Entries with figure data

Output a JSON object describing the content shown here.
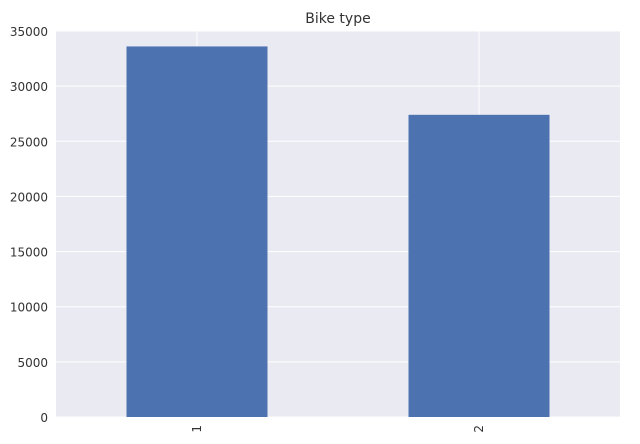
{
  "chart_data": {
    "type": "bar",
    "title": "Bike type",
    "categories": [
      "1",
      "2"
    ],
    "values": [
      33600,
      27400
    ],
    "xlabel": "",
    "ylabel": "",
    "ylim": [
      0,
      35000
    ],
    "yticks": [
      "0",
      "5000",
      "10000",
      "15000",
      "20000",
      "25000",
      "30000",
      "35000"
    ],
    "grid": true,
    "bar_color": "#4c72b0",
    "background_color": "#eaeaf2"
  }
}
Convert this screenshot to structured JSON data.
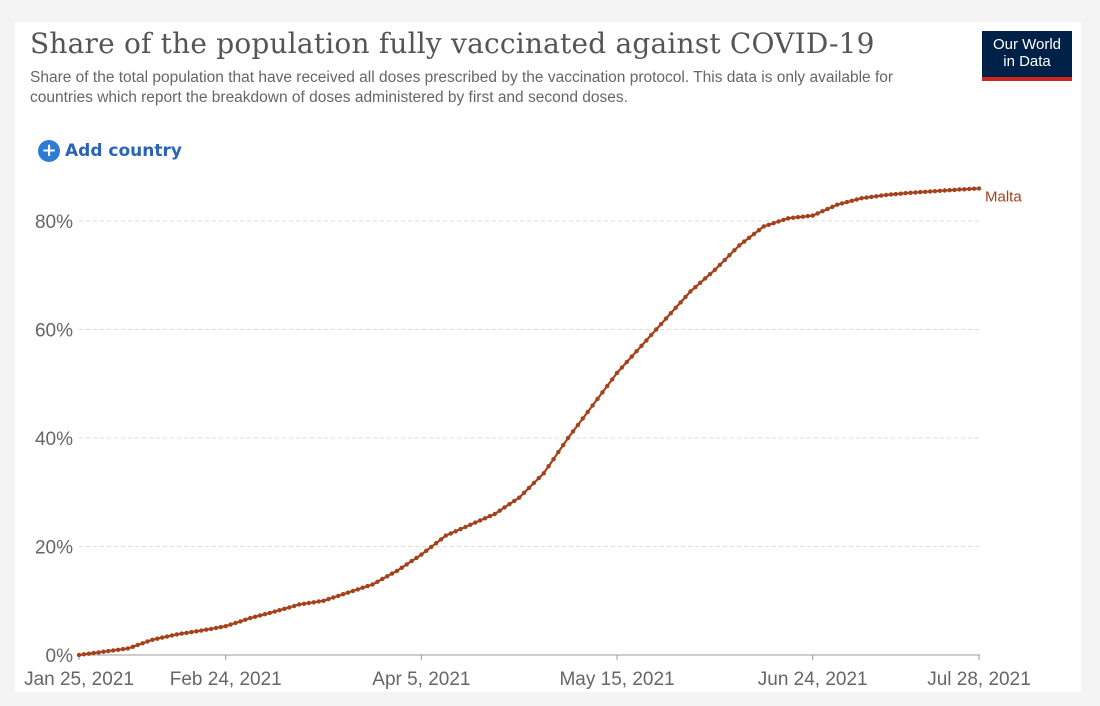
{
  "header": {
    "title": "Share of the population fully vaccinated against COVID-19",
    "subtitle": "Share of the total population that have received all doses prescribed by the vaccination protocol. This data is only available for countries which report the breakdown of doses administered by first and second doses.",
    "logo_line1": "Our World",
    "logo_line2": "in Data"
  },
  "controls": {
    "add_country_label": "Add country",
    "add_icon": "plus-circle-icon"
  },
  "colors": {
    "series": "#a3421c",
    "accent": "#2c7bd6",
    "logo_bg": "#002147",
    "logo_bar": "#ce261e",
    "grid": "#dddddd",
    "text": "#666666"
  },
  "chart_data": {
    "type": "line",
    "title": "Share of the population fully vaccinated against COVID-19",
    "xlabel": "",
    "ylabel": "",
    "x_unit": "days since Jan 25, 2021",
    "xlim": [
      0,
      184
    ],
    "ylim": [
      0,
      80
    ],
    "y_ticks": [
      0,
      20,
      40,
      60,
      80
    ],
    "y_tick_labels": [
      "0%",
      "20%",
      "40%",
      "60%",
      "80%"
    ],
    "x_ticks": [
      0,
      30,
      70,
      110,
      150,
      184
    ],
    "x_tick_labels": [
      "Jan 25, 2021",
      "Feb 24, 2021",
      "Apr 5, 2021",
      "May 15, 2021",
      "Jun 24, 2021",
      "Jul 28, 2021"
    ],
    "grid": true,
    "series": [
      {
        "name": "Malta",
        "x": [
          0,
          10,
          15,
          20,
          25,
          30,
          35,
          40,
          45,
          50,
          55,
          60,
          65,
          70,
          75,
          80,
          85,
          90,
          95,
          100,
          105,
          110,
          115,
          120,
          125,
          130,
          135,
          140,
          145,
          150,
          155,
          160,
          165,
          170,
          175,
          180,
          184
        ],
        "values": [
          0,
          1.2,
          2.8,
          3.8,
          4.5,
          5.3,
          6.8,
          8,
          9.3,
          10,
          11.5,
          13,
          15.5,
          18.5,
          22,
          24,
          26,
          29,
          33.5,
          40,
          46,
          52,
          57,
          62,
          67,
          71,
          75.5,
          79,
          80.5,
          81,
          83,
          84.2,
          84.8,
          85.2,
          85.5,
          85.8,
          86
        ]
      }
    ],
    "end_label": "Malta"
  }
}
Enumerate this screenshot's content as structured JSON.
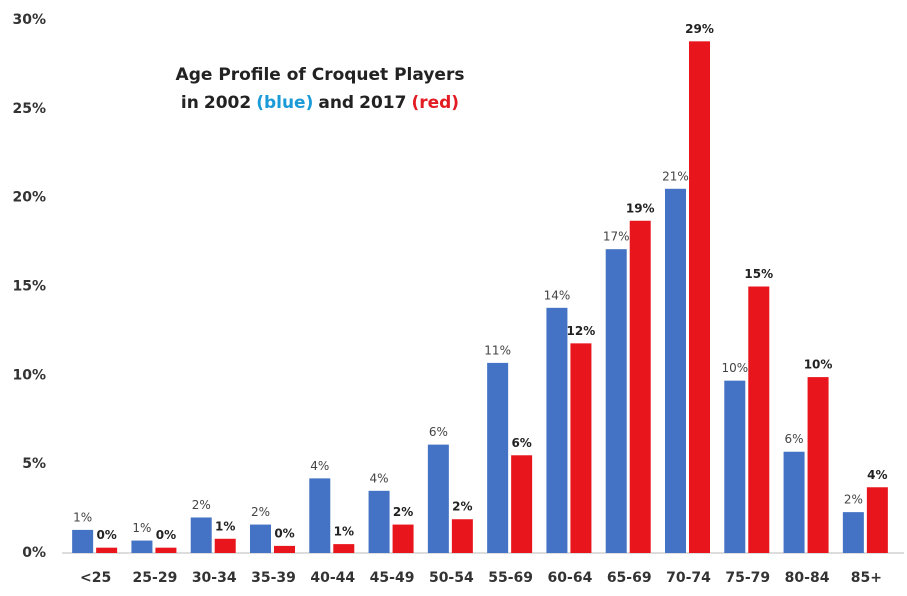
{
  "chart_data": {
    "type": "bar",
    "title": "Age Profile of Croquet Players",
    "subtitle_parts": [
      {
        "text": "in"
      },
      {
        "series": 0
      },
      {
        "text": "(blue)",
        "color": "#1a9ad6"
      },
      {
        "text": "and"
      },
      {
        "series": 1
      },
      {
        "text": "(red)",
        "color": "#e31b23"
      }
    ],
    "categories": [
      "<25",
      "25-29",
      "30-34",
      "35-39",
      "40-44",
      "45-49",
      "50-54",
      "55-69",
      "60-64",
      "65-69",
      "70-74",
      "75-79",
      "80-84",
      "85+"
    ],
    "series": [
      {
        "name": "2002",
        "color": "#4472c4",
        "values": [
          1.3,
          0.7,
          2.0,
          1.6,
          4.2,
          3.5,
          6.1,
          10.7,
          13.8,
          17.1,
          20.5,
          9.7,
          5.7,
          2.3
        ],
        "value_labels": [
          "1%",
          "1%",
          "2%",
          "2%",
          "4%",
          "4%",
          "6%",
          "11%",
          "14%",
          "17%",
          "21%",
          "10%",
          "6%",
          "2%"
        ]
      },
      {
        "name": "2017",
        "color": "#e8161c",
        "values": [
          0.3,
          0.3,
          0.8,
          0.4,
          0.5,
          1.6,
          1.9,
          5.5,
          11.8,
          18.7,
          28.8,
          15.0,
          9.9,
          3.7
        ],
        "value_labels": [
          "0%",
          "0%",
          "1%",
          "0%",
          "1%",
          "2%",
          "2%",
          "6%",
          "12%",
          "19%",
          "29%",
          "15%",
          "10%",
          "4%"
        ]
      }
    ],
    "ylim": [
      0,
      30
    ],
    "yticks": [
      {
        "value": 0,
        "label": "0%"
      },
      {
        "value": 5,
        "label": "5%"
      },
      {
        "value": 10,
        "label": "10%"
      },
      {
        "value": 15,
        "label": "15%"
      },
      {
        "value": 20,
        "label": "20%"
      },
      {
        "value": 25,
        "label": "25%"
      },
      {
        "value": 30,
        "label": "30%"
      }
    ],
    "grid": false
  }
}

• Task to complete: What you return should match the records above word for word, minus the pictures.

• The result:
Output a JSON object describing the content shown here.
{
  "chart_data": {
    "type": "bar",
    "title": "Bike type",
    "categories": [
      "1",
      "2"
    ],
    "values": [
      33600,
      27400
    ],
    "xlabel": "",
    "ylabel": "",
    "ylim": [
      0,
      35000
    ],
    "yticks": [
      "0",
      "5000",
      "10000",
      "15000",
      "20000",
      "25000",
      "30000",
      "35000"
    ],
    "grid": true,
    "bar_color": "#4c72b0",
    "background_color": "#eaeaf2"
  }
}
Convert this screenshot to structured JSON data.
{
  "header": {
    "title": "Share of the population fully vaccinated against COVID-19",
    "subtitle": "Share of the total population that have received all doses prescribed by the vaccination protocol. This data is only available for countries which report the breakdown of doses administered by first and second doses.",
    "logo_line1": "Our World",
    "logo_line2": "in Data"
  },
  "controls": {
    "add_country_label": "Add country",
    "add_icon": "plus-circle-icon"
  },
  "colors": {
    "series": "#a3421c",
    "accent": "#2c7bd6",
    "logo_bg": "#002147",
    "logo_bar": "#ce261e",
    "grid": "#dddddd",
    "text": "#666666"
  },
  "chart_data": {
    "type": "line",
    "title": "Share of the population fully vaccinated against COVID-19",
    "xlabel": "",
    "ylabel": "",
    "x_unit": "days since Jan 25, 2021",
    "xlim": [
      0,
      184
    ],
    "ylim": [
      0,
      80
    ],
    "y_ticks": [
      0,
      20,
      40,
      60,
      80
    ],
    "y_tick_labels": [
      "0%",
      "20%",
      "40%",
      "60%",
      "80%"
    ],
    "x_ticks": [
      0,
      30,
      70,
      110,
      150,
      184
    ],
    "x_tick_labels": [
      "Jan 25, 2021",
      "Feb 24, 2021",
      "Apr 5, 2021",
      "May 15, 2021",
      "Jun 24, 2021",
      "Jul 28, 2021"
    ],
    "grid": true,
    "series": [
      {
        "name": "Malta",
        "x": [
          0,
          10,
          15,
          20,
          25,
          30,
          35,
          40,
          45,
          50,
          55,
          60,
          65,
          70,
          75,
          80,
          85,
          90,
          95,
          100,
          105,
          110,
          115,
          120,
          125,
          130,
          135,
          140,
          145,
          150,
          155,
          160,
          165,
          170,
          175,
          180,
          184
        ],
        "values": [
          0,
          1.2,
          2.8,
          3.8,
          4.5,
          5.3,
          6.8,
          8,
          9.3,
          10,
          11.5,
          13,
          15.5,
          18.5,
          22,
          24,
          26,
          29,
          33.5,
          40,
          46,
          52,
          57,
          62,
          67,
          71,
          75.5,
          79,
          80.5,
          81,
          83,
          84.2,
          84.8,
          85.2,
          85.5,
          85.8,
          86
        ]
      }
    ],
    "end_label": "Malta"
  }
}
Enumerate this screenshot's content as structured JSON.
{
  "chart_data": {
    "type": "bar",
    "title": "Age Profile of Croquet Players",
    "subtitle_parts": [
      {
        "text": "in"
      },
      {
        "series": 0
      },
      {
        "text": "(blue)",
        "color": "#1a9ad6"
      },
      {
        "text": "and"
      },
      {
        "series": 1
      },
      {
        "text": "(red)",
        "color": "#e31b23"
      }
    ],
    "categories": [
      "<25",
      "25-29",
      "30-34",
      "35-39",
      "40-44",
      "45-49",
      "50-54",
      "55-69",
      "60-64",
      "65-69",
      "70-74",
      "75-79",
      "80-84",
      "85+"
    ],
    "series": [
      {
        "name": "2002",
        "color": "#4472c4",
        "values": [
          1.3,
          0.7,
          2.0,
          1.6,
          4.2,
          3.5,
          6.1,
          10.7,
          13.8,
          17.1,
          20.5,
          9.7,
          5.7,
          2.3
        ],
        "value_labels": [
          "1%",
          "1%",
          "2%",
          "2%",
          "4%",
          "4%",
          "6%",
          "11%",
          "14%",
          "17%",
          "21%",
          "10%",
          "6%",
          "2%"
        ]
      },
      {
        "name": "2017",
        "color": "#e8161c",
        "values": [
          0.3,
          0.3,
          0.8,
          0.4,
          0.5,
          1.6,
          1.9,
          5.5,
          11.8,
          18.7,
          28.8,
          15.0,
          9.9,
          3.7
        ],
        "value_labels": [
          "0%",
          "0%",
          "1%",
          "0%",
          "1%",
          "2%",
          "2%",
          "6%",
          "12%",
          "19%",
          "29%",
          "15%",
          "10%",
          "4%"
        ]
      }
    ],
    "ylim": [
      0,
      30
    ],
    "yticks": [
      {
        "value": 0,
        "label": "0%"
      },
      {
        "value": 5,
        "label": "5%"
      },
      {
        "value": 10,
        "label": "10%"
      },
      {
        "value": 15,
        "label": "15%"
      },
      {
        "value": 20,
        "label": "20%"
      },
      {
        "value": 25,
        "label": "25%"
      },
      {
        "value": 30,
        "label": "30%"
      }
    ],
    "grid": false
  }
}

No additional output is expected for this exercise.